● **Objective**
Report only the number of lines holding "copy".

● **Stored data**
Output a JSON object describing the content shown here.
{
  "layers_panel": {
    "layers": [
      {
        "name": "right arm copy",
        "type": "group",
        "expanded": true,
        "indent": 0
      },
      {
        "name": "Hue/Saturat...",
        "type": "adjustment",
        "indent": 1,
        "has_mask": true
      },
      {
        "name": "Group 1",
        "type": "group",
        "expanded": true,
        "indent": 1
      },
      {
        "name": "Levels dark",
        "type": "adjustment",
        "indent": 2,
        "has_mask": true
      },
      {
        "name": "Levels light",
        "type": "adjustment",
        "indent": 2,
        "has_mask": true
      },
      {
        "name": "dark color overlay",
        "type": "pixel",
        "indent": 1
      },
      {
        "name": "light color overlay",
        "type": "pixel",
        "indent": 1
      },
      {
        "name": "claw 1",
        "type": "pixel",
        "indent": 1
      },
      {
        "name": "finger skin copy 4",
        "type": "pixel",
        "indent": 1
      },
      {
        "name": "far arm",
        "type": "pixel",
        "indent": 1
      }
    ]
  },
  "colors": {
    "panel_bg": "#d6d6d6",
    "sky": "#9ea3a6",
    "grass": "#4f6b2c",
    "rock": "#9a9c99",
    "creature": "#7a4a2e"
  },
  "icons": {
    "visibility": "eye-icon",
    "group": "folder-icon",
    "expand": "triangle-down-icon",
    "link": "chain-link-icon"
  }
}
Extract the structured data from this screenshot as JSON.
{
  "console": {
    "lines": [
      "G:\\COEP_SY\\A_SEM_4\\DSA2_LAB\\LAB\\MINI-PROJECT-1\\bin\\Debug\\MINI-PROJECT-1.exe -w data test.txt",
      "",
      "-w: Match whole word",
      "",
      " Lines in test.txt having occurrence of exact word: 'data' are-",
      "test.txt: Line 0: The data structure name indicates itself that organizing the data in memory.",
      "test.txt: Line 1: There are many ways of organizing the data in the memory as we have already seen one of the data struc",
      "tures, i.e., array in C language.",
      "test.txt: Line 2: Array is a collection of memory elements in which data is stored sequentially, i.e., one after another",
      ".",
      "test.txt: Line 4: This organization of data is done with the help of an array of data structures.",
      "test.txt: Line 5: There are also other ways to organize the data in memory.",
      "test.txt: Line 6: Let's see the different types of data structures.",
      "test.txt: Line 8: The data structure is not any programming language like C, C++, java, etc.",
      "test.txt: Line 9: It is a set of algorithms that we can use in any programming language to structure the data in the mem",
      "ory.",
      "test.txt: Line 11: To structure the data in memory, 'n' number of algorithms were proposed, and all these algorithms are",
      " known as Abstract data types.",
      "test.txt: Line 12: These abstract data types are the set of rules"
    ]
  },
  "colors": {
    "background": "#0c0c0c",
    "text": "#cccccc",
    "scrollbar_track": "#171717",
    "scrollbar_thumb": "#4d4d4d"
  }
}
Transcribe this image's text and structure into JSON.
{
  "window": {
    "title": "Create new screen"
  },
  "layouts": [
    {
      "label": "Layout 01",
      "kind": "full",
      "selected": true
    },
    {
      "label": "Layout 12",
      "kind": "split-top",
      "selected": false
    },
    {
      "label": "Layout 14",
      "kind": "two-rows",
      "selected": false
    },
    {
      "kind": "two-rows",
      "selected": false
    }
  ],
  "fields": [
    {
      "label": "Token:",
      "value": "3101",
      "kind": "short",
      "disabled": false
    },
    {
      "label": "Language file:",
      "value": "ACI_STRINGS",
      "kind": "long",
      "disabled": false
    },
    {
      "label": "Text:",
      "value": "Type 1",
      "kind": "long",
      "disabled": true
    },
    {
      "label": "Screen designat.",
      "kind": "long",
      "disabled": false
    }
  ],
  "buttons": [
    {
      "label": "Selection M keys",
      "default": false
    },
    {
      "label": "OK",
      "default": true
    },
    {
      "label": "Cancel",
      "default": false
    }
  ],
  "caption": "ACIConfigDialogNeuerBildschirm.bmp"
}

● **Solution for this problem**
2